### [Your goal]
Of all the lines in these entries, how many contain the string "color"? Give only that count.

### [Entries supplied]
○ ○ ○
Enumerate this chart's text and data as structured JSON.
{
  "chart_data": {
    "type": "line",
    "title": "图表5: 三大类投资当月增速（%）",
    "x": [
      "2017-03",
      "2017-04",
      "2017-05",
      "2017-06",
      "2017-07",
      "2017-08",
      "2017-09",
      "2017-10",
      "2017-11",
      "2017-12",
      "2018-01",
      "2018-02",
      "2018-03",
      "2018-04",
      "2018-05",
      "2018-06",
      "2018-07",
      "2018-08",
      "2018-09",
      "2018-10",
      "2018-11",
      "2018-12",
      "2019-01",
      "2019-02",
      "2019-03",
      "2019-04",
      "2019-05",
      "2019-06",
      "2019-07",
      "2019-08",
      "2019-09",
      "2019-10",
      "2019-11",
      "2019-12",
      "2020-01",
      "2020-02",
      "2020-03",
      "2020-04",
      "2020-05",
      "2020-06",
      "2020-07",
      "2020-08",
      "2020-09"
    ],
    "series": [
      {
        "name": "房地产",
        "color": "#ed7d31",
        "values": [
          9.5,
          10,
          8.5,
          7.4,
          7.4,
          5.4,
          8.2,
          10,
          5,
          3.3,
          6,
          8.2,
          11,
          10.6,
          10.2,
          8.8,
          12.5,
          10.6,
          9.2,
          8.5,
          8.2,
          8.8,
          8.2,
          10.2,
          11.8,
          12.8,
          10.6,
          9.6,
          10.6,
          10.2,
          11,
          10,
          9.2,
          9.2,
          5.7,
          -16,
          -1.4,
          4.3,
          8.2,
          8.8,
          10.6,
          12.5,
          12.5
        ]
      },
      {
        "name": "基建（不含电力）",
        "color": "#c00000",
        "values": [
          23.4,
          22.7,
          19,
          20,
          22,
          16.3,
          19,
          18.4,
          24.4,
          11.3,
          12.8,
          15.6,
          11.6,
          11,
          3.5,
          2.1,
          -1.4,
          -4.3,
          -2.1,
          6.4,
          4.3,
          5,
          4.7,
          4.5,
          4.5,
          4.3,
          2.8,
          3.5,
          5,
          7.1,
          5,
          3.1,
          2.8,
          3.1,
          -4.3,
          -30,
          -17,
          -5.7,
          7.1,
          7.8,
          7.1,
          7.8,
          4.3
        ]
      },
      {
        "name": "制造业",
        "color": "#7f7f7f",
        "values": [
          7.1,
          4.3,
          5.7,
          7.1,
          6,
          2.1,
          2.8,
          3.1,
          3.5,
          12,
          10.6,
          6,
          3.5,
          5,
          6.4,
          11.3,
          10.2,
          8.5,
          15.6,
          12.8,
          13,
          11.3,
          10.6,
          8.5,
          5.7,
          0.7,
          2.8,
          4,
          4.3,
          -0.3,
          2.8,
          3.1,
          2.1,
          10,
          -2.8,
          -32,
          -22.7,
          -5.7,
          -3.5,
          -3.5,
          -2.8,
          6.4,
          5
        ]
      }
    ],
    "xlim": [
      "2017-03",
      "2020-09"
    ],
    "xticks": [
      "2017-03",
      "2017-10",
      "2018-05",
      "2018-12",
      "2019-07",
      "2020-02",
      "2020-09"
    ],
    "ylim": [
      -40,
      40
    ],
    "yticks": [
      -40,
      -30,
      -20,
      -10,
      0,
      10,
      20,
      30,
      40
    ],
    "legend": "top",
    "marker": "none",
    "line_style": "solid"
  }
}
○ ○ ○
### [Task result]
3